━━━ Extracted text

Last week we talked about a blindness of identity, one of three common symptoms that result from “The Gospel Gap." This week we continue our series with a second blindness:
Blindness to God's Provision
As Peter states in his second letter, we have been “granted...all things that pertain to life and godliness" (2 Peter 1:3). Why does Peter use two words here, both “life” and “godliness”, and what do they mean? Let’s dissect them.
The second word (godliness) is meant to qualify the first (life). If Peter had simply said that God has given us everything we need for life, it would be easy to add the word “eternal” before it. This is how this passage is often interpreted.
We find it much easier to embrace the Gospel promise of life AFTER death than we do its promise of life BEFORE death. But when Peter says that God has granted us everything we need for “godliness,” we know that he’s talking about life right here, right now.
What is godliness? Here’s a definition that you should write down somewhere – “godliness is a God-honoring life from the time I come to Christ until the time I go home to be with him.”
Peter is saying that we cannot live properly in the present unless we understand the provision God has made for us. Many believers are blind to the fact that this provision runs deeper than the commands, principles, and promises of Scripture we normally associate with the pursuit of a godly life.

━━━━━━

→ Work order 1
Translate this sentence from the passage on God's provision into Spanish: "The second word (godliness) is meant to qualify the first (life)."
→ Work order 2
Rewrite the paragraph of the passage on God's provision that begins "We find it much easier" more briefly, keeping its main facts.
→ Work order 3
Write what comes next in the passage on God's provision, starting after its last sentence.
The records have no connection to the passage on God's provision.

━━━ Provided data

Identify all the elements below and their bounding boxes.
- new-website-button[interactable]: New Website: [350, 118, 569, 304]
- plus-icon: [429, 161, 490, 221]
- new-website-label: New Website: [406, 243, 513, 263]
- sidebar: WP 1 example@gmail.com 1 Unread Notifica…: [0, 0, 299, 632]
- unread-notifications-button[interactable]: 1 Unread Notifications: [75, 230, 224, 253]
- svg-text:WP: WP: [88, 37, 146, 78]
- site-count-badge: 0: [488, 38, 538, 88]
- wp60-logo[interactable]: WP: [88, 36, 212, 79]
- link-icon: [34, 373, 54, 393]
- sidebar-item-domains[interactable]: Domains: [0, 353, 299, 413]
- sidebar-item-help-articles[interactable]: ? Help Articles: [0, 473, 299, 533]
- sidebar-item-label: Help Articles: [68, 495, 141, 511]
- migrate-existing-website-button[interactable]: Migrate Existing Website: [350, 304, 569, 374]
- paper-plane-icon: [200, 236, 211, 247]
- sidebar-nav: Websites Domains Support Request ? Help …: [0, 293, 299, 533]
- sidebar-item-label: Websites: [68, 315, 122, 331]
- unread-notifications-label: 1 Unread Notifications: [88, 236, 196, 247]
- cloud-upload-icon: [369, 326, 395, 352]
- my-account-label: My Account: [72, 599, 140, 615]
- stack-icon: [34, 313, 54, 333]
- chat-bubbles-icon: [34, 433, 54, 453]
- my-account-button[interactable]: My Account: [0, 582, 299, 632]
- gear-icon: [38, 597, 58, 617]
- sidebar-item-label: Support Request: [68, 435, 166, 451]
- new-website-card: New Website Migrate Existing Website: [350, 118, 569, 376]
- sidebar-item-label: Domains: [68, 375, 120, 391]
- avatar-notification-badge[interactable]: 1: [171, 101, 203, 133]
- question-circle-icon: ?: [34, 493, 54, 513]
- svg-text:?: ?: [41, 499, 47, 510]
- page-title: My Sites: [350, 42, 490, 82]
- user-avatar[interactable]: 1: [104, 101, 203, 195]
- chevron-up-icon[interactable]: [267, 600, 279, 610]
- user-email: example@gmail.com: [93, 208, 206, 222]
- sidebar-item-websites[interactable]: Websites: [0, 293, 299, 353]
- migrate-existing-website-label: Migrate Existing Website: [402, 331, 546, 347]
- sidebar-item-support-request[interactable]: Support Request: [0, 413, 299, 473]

━━━━━━

→ Written reply 1
La segunda palabra (piedad) tiene el propósito de calificar a la primera (vida).

→ Written reply 2
We accept the Gospel's promise of life after death more readily than its promise of life before death. Peter's word "godliness" shows that he means life here and now.

→ Written reply 3
It’s even more fundamental than the conviction of the Holy Spirit or our legal forgiveness. God’s provision for a godly life now is literally Christ himself! He has given us himself so that we can be like Him.
Paul says in Galatians 2:20, “It is no longer I who live, but Christ who lives in me.” Jesus is Emmanuel not only because he came to earth and lived with us, but because he actually lives within us now by his Spirit. His indwelling presence gives us everything we need to be who we are supposed to be and do what we are supposed to do.
Without an awareness of Christ’s presence, we tend to live anxiously. We avoid hard things and are easily overwhelmed. But a clear sense of identity and provision gives us hope and courage to face the struggles and temptations that come our way.
So as you go through your everyday life, remember – you have a new identity, not only because Christ has ransomed you, but because He lives within you. Yes, your legal standing altered for all of eternity, but you have also been filled today with the One who paid your price.
- What difficult life circumstance (relationship, job, health, etc) are you facing right now?
- What does the promise of eternal life provide for that difficult life circumstance?
- How does the power of Christ provide for that difficult life circumstance today?
- How can you live a more God-honoring life today in the midst of that difficult life circumstance?
- How can you counsel other believers facing difficult life circumstances?